● DATA SECTION
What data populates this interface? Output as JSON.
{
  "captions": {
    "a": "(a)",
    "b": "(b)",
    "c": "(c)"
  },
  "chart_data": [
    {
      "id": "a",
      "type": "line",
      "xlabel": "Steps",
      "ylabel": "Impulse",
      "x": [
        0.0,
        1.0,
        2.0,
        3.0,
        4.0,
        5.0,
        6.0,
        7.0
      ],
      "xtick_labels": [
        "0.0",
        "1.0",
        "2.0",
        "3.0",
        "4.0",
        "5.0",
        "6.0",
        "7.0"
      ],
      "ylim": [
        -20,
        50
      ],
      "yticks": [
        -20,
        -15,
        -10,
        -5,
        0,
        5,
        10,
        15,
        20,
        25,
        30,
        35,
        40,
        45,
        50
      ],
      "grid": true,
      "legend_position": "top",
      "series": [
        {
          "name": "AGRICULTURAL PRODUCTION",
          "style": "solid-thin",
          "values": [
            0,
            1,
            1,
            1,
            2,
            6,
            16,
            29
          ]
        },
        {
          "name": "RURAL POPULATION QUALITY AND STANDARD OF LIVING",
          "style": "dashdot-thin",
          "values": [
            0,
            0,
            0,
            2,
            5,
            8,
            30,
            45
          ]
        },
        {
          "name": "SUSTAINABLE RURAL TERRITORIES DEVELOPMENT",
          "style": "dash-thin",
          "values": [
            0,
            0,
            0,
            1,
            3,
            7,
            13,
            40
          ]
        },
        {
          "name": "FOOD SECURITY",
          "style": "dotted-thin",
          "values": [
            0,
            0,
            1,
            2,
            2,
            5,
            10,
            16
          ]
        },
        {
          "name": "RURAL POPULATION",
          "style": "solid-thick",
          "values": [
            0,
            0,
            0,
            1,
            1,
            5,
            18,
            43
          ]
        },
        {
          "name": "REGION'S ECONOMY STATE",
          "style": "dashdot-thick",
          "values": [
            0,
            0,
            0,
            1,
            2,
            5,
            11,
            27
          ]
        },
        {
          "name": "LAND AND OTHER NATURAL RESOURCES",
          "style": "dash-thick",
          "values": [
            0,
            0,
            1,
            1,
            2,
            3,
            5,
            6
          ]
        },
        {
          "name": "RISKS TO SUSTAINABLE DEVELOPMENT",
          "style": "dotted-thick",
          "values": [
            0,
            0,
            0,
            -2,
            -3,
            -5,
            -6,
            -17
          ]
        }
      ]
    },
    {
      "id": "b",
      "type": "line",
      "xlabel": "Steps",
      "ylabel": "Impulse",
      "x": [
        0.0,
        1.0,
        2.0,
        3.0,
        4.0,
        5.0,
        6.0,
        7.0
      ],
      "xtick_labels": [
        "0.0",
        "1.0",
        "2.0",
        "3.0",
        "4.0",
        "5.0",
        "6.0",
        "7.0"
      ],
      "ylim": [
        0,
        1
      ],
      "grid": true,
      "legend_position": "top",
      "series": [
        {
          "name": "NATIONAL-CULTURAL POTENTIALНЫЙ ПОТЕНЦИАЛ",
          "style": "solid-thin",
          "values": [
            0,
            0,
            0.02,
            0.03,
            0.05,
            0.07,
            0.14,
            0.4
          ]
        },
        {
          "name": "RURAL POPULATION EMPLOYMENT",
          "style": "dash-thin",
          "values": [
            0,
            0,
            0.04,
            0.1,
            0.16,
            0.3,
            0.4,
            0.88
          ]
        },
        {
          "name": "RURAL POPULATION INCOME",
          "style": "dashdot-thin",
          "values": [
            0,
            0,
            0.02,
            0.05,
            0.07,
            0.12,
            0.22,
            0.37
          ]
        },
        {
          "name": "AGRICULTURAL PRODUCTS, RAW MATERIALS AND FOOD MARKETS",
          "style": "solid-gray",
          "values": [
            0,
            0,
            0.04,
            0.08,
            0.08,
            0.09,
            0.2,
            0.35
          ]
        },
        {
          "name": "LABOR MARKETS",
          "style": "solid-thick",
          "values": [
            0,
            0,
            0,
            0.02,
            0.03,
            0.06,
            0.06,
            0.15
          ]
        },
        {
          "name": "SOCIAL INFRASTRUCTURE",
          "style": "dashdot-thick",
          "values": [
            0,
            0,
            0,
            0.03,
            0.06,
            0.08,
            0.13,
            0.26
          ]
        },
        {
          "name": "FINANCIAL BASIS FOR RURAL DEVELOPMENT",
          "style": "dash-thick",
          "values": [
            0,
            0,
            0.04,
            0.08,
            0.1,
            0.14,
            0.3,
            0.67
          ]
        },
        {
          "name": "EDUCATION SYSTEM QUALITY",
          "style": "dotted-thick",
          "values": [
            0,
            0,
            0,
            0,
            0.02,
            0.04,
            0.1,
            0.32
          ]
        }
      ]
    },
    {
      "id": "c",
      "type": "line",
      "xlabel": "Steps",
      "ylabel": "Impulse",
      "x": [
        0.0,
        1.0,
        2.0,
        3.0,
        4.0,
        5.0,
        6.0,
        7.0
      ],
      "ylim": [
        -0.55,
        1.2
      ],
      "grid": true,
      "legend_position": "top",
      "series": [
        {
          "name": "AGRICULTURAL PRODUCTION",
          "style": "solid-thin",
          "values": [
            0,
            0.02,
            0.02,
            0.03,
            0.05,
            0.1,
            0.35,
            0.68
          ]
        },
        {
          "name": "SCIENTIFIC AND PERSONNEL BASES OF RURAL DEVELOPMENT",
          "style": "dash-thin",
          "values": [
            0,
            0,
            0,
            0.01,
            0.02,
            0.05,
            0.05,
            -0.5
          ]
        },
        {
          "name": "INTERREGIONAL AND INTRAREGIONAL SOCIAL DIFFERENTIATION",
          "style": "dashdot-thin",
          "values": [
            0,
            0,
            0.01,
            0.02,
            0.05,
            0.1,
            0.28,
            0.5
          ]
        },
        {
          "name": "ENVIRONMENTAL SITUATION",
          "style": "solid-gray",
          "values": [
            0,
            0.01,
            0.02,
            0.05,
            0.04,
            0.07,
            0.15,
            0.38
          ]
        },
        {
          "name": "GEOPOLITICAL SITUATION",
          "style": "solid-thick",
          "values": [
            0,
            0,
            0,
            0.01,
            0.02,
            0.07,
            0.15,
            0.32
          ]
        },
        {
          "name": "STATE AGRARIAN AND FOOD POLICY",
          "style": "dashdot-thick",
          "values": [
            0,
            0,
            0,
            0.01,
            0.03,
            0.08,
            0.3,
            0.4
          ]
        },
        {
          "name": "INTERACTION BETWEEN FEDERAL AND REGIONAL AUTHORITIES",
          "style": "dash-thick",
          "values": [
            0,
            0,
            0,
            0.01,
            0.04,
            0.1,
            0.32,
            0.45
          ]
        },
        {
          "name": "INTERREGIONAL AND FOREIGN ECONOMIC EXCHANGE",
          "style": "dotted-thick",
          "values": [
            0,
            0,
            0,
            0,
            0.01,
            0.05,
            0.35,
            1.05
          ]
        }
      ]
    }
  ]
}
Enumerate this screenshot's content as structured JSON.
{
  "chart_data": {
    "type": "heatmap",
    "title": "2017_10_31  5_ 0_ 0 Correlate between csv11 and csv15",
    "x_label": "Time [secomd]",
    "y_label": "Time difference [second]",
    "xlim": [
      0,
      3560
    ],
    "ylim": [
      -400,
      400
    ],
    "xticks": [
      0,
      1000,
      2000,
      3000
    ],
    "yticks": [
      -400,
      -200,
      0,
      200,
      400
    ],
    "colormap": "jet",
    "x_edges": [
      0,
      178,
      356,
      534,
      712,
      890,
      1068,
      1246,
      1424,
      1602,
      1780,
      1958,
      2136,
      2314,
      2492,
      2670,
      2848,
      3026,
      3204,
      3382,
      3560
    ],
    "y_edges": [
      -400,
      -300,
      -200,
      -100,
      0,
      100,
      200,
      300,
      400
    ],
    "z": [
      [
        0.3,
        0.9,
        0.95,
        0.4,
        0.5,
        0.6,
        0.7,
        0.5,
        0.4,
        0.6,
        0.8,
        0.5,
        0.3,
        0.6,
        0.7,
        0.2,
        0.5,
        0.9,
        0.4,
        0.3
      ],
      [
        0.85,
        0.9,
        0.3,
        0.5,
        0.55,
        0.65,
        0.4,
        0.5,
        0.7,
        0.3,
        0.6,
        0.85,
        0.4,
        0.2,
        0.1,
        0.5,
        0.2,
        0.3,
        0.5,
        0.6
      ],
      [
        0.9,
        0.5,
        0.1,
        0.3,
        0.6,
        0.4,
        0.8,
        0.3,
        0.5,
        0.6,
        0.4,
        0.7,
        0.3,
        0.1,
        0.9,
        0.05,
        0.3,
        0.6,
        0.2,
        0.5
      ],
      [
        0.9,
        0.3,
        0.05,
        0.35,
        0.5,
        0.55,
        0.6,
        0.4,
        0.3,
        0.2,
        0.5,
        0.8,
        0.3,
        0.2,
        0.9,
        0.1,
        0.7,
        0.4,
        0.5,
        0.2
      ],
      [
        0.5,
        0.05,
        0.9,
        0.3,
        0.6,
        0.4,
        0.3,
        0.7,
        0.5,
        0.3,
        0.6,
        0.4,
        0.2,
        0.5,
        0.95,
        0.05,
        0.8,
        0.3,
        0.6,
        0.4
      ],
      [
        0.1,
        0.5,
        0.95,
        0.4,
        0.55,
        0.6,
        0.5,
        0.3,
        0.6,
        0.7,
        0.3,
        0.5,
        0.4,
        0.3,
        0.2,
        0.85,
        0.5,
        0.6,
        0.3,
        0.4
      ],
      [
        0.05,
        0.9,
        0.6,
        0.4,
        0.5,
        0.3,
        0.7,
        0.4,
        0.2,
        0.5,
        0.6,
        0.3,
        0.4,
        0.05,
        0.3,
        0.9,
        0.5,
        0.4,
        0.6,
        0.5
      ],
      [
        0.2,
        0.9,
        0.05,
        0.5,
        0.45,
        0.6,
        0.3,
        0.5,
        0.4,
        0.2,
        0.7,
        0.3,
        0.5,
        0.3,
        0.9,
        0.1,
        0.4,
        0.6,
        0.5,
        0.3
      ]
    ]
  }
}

● TASK GOAL
Look above for lines with the word "this" and copy them all.

● COMPLETE ANSWER
What data populates this interface? Output as JSON.
Enumerate this screenshot's content as structured JSON.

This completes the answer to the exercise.